• PROVIDED DATA
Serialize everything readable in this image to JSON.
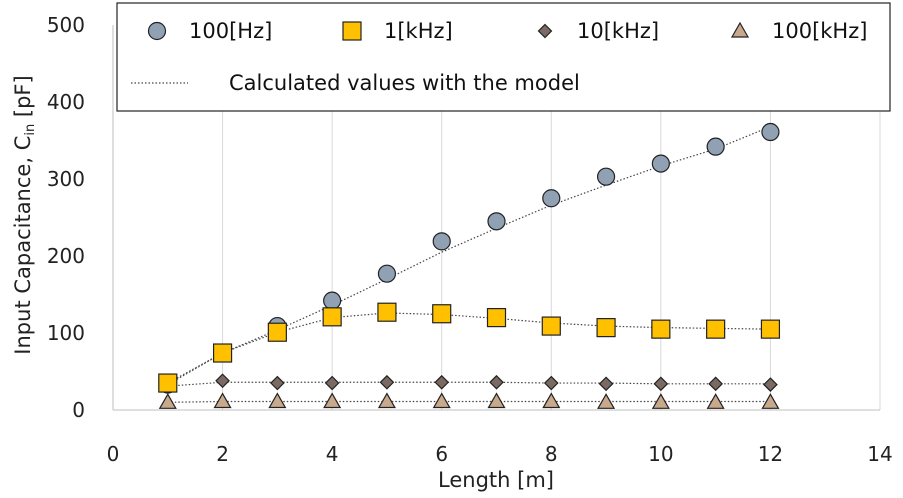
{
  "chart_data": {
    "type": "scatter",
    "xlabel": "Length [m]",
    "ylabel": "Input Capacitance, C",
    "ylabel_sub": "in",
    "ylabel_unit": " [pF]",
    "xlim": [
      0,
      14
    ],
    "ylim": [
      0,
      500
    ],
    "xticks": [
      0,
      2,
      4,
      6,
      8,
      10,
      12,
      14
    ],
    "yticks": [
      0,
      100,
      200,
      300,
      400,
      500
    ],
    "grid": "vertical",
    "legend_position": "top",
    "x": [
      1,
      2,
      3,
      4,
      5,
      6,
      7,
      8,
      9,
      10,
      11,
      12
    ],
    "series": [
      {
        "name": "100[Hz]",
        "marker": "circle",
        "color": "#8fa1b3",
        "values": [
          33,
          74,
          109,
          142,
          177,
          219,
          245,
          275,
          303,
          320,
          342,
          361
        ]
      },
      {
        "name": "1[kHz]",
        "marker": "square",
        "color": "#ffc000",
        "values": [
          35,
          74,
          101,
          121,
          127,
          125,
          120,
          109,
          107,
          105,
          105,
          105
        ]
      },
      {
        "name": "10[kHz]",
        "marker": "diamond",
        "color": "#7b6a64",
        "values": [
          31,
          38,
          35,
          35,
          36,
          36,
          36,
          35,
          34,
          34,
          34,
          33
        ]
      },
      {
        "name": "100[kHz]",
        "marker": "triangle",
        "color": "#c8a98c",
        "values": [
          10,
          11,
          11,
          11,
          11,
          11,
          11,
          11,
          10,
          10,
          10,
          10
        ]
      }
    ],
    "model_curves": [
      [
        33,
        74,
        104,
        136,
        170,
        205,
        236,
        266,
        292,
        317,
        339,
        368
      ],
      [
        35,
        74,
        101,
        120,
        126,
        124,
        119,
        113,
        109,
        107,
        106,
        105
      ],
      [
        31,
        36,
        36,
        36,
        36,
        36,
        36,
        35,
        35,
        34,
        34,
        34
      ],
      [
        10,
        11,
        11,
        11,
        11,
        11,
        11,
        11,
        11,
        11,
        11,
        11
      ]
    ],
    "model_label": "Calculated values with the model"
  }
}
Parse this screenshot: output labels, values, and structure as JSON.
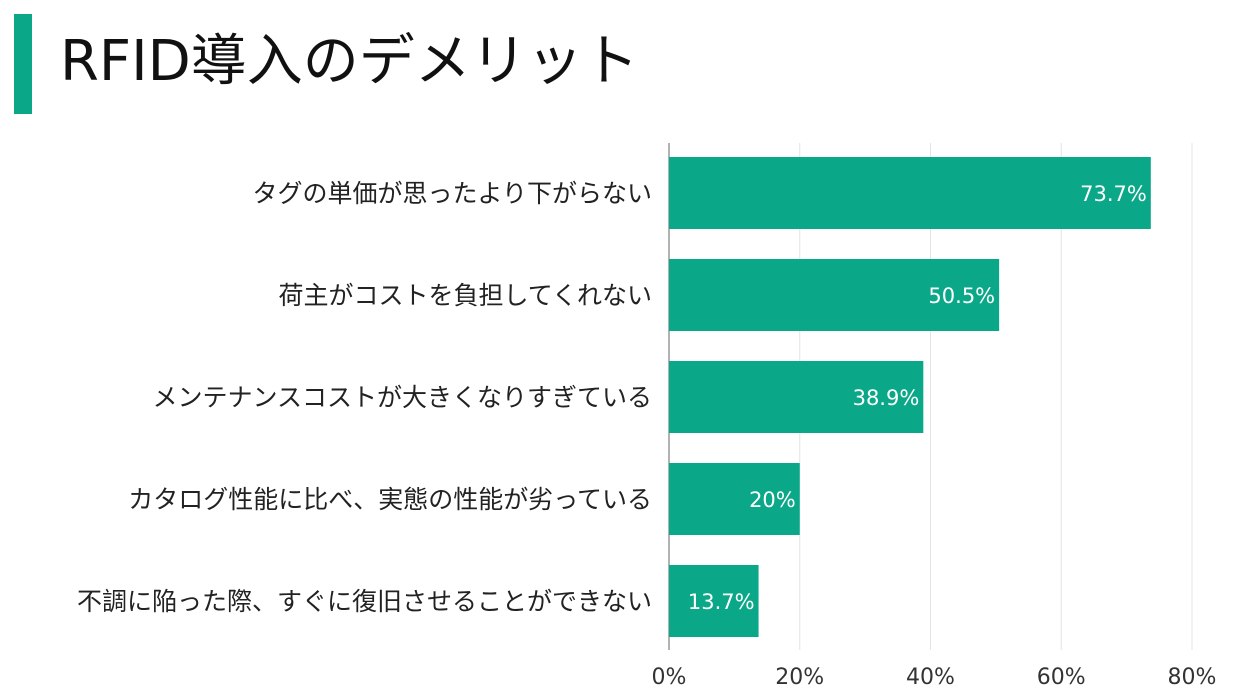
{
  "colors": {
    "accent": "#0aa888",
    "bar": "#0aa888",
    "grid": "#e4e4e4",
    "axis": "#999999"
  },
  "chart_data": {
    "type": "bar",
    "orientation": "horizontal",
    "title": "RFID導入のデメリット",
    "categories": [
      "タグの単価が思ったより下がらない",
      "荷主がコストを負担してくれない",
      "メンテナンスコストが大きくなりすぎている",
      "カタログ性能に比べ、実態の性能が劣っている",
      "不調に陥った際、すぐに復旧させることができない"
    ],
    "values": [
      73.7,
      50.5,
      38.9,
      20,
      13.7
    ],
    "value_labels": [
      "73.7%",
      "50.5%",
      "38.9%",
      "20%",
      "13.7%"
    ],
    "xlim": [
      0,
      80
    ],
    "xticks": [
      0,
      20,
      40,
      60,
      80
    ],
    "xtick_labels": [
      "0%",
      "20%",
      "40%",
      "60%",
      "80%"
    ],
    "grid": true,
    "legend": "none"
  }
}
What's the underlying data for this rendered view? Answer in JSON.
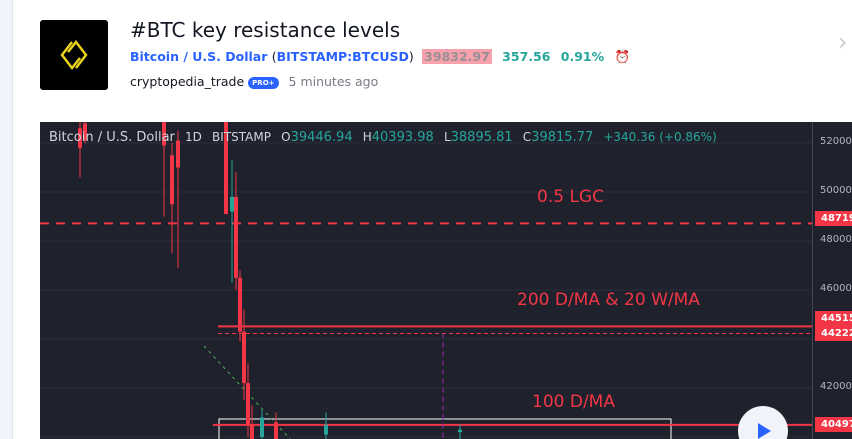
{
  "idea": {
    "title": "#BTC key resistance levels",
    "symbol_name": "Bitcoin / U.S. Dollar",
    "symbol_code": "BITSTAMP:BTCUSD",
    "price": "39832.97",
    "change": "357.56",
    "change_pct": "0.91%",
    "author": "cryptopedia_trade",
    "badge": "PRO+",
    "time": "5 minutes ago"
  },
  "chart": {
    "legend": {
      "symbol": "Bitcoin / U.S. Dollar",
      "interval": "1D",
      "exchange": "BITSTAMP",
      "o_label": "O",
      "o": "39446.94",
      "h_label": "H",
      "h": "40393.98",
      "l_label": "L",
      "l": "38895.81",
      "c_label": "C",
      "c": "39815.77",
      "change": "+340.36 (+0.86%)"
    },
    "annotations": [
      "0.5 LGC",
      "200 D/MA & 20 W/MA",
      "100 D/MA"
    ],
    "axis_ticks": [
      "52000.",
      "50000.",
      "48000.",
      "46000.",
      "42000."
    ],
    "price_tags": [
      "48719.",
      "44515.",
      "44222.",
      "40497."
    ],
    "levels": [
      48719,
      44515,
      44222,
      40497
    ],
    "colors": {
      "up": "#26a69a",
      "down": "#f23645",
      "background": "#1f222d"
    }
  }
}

• TO BE DONE
In your copy, leave out the pictures and reproduce the material above exactly.

• RESPONSE
Serialize everything readable in this image to JSON.
{
  "chart_data": {
    "type": "scatter",
    "xlabel": "Length [m]",
    "ylabel": "Input Capacitance, C",
    "ylabel_sub": "in",
    "ylabel_unit": " [pF]",
    "xlim": [
      0,
      14
    ],
    "ylim": [
      0,
      500
    ],
    "xticks": [
      0,
      2,
      4,
      6,
      8,
      10,
      12,
      14
    ],
    "yticks": [
      0,
      100,
      200,
      300,
      400,
      500
    ],
    "grid": "vertical",
    "legend_position": "top",
    "x": [
      1,
      2,
      3,
      4,
      5,
      6,
      7,
      8,
      9,
      10,
      11,
      12
    ],
    "series": [
      {
        "name": "100[Hz]",
        "marker": "circle",
        "color": "#8fa1b3",
        "values": [
          33,
          74,
          109,
          142,
          177,
          219,
          245,
          275,
          303,
          320,
          342,
          361
        ]
      },
      {
        "name": "1[kHz]",
        "marker": "square",
        "color": "#ffc000",
        "values": [
          35,
          74,
          101,
          121,
          127,
          125,
          120,
          109,
          107,
          105,
          105,
          105
        ]
      },
      {
        "name": "10[kHz]",
        "marker": "diamond",
        "color": "#7b6a64",
        "values": [
          31,
          38,
          35,
          35,
          36,
          36,
          36,
          35,
          34,
          34,
          34,
          33
        ]
      },
      {
        "name": "100[kHz]",
        "marker": "triangle",
        "color": "#c8a98c",
        "values": [
          10,
          11,
          11,
          11,
          11,
          11,
          11,
          11,
          10,
          10,
          10,
          10
        ]
      }
    ],
    "model_curves": [
      [
        33,
        74,
        104,
        136,
        170,
        205,
        236,
        266,
        292,
        317,
        339,
        368
      ],
      [
        35,
        74,
        101,
        120,
        126,
        124,
        119,
        113,
        109,
        107,
        106,
        105
      ],
      [
        31,
        36,
        36,
        36,
        36,
        36,
        36,
        35,
        35,
        34,
        34,
        34
      ],
      [
        10,
        11,
        11,
        11,
        11,
        11,
        11,
        11,
        11,
        11,
        11,
        11
      ]
    ],
    "model_label": "Calculated values with the model"
  }
}
Parse this screenshot: output labels, values, and structure as JSON.
{
  "colors": {
    "accent": "#0aa888",
    "bar": "#0aa888",
    "grid": "#e4e4e4",
    "axis": "#999999"
  },
  "chart_data": {
    "type": "bar",
    "orientation": "horizontal",
    "title": "RFID導入のデメリット",
    "categories": [
      "タグの単価が思ったより下がらない",
      "荷主がコストを負担してくれない",
      "メンテナンスコストが大きくなりすぎている",
      "カタログ性能に比べ、実態の性能が劣っている",
      "不調に陥った際、すぐに復旧させることができない"
    ],
    "values": [
      73.7,
      50.5,
      38.9,
      20,
      13.7
    ],
    "value_labels": [
      "73.7%",
      "50.5%",
      "38.9%",
      "20%",
      "13.7%"
    ],
    "xlim": [
      0,
      80
    ],
    "xticks": [
      0,
      20,
      40,
      60,
      80
    ],
    "xtick_labels": [
      "0%",
      "20%",
      "40%",
      "60%",
      "80%"
    ],
    "grid": true,
    "legend": "none"
  }
}
What's the underlying data for this rendered view? Answer in JSON.
{
  "idea": {
    "title": "#BTC key resistance levels",
    "symbol_name": "Bitcoin / U.S. Dollar",
    "symbol_code": "BITSTAMP:BTCUSD",
    "price": "39832.97",
    "change": "357.56",
    "change_pct": "0.91%",
    "author": "cryptopedia_trade",
    "badge": "PRO+",
    "time": "5 minutes ago"
  },
  "chart": {
    "legend": {
      "symbol": "Bitcoin / U.S. Dollar",
      "interval": "1D",
      "exchange": "BITSTAMP",
      "o_label": "O",
      "o": "39446.94",
      "h_label": "H",
      "h": "40393.98",
      "l_label": "L",
      "l": "38895.81",
      "c_label": "C",
      "c": "39815.77",
      "change": "+340.36 (+0.86%)"
    },
    "annotations": [
      "0.5 LGC",
      "200 D/MA & 20 W/MA",
      "100 D/MA"
    ],
    "axis_ticks": [
      "52000.",
      "50000.",
      "48000.",
      "46000.",
      "42000."
    ],
    "price_tags": [
      "48719.",
      "44515.",
      "44222.",
      "40497."
    ],
    "levels": [
      48719,
      44515,
      44222,
      40497
    ],
    "colors": {
      "up": "#26a69a",
      "down": "#f23645",
      "background": "#1f222d"
    }
  }
}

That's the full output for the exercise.